WHAT TO PRODUCE
Check every line of the entries for "right", and copy the lines that hold it.

SUPPLIED DATA
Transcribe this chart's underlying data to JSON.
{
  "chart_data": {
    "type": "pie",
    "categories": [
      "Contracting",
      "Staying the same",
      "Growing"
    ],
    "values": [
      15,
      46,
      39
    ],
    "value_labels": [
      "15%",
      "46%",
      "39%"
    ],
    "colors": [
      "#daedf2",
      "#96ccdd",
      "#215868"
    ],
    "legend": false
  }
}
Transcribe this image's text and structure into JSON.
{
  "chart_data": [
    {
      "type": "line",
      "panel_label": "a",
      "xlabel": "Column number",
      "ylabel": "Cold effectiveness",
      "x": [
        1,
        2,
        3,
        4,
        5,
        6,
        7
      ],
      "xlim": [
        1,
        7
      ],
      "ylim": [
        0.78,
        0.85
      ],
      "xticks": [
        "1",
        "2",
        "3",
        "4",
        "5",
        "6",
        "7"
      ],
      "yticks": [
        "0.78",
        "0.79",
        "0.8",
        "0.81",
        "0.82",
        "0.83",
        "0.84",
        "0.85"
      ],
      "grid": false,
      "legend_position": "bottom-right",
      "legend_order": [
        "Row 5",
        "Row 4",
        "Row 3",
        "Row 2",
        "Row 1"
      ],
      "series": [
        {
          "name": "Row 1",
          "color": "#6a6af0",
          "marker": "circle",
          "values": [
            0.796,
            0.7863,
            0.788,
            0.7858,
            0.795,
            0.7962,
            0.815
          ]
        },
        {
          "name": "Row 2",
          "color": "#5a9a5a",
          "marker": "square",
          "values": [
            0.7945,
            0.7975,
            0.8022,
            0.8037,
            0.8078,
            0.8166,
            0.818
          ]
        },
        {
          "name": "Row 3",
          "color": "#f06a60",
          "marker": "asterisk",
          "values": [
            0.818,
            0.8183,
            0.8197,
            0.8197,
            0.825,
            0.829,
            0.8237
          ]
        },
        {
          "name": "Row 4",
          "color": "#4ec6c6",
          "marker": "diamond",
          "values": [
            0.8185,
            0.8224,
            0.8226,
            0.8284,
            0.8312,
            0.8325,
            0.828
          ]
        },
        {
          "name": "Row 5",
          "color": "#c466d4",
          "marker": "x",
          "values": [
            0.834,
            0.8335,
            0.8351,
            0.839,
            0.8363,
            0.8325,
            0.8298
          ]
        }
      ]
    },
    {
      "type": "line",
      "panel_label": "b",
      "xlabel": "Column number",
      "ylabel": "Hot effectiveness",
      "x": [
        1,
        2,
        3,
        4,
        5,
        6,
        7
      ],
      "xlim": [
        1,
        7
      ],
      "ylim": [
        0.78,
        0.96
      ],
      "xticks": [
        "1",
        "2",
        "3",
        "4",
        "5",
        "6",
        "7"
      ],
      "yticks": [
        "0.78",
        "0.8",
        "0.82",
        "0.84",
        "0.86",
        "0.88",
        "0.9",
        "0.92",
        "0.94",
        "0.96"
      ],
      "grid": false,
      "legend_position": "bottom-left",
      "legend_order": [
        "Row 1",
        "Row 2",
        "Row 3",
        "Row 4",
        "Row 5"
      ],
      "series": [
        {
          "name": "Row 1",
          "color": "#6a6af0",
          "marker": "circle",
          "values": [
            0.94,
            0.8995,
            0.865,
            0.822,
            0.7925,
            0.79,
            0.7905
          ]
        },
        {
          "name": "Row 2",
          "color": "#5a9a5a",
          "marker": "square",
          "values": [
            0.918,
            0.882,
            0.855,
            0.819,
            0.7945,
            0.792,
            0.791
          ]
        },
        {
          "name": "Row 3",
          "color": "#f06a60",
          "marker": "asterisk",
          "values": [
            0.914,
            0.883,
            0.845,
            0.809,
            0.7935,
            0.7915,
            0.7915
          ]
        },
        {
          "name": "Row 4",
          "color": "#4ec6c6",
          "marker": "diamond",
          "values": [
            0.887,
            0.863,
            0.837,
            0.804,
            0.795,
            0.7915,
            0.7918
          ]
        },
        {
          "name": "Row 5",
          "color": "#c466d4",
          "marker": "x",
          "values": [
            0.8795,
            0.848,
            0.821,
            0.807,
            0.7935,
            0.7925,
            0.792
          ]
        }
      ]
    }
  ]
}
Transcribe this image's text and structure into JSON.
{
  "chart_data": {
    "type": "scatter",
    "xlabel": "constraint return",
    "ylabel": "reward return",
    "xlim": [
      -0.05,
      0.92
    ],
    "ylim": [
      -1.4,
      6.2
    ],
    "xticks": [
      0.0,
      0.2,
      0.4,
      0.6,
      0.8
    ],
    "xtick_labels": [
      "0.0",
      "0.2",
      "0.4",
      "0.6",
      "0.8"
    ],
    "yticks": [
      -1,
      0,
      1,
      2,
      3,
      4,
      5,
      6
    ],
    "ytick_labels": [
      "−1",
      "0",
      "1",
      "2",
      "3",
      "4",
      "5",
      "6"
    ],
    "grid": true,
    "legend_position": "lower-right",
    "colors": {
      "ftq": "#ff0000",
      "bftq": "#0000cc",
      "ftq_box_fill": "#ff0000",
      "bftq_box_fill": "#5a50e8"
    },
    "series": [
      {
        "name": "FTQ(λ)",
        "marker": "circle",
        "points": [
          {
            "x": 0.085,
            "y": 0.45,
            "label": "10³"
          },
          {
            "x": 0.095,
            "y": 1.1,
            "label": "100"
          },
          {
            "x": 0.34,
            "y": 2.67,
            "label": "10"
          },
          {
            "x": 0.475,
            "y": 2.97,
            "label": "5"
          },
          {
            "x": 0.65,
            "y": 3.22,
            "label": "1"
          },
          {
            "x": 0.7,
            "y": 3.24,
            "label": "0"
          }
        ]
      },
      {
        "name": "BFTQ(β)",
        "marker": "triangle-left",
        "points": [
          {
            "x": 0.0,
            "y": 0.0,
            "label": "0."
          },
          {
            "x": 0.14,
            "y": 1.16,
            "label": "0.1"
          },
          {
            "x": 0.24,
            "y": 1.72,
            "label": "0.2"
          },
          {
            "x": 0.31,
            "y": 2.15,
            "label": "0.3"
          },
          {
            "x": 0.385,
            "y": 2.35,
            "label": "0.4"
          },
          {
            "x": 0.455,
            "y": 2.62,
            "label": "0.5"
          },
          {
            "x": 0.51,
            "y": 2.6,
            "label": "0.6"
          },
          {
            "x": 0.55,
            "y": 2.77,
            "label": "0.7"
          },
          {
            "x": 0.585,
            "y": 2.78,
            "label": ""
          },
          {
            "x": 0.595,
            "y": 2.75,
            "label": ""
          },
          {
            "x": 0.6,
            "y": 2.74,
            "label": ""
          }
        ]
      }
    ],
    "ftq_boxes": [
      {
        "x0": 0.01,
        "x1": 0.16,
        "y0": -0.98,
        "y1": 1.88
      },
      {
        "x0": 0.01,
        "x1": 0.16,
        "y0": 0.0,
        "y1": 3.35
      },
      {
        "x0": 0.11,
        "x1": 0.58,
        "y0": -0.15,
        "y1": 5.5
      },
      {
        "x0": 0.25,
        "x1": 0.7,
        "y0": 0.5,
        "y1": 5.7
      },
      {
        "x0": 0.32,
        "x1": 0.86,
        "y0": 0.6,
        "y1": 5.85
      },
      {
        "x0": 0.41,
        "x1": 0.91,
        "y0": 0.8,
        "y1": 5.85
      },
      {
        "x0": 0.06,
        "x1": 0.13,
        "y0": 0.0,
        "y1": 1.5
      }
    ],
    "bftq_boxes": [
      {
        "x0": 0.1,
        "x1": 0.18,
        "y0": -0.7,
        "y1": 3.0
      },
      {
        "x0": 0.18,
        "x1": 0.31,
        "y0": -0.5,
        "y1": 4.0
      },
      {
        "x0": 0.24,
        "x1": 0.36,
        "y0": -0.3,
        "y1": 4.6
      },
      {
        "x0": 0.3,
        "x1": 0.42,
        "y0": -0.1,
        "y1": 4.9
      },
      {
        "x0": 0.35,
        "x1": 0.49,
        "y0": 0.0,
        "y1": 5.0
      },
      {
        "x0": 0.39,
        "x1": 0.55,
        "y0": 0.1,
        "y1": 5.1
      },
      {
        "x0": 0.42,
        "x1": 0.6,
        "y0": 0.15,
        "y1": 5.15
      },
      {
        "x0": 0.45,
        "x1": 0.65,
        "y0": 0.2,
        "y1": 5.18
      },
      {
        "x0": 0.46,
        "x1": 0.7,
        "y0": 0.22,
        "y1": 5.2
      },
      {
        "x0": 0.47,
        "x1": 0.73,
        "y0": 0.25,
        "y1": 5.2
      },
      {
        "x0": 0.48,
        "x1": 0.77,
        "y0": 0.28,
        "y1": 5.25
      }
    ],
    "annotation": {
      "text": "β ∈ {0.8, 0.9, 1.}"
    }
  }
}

THE RESPONSE
      "legend_position": "bottom-right",
    "legend_position": "lower-right",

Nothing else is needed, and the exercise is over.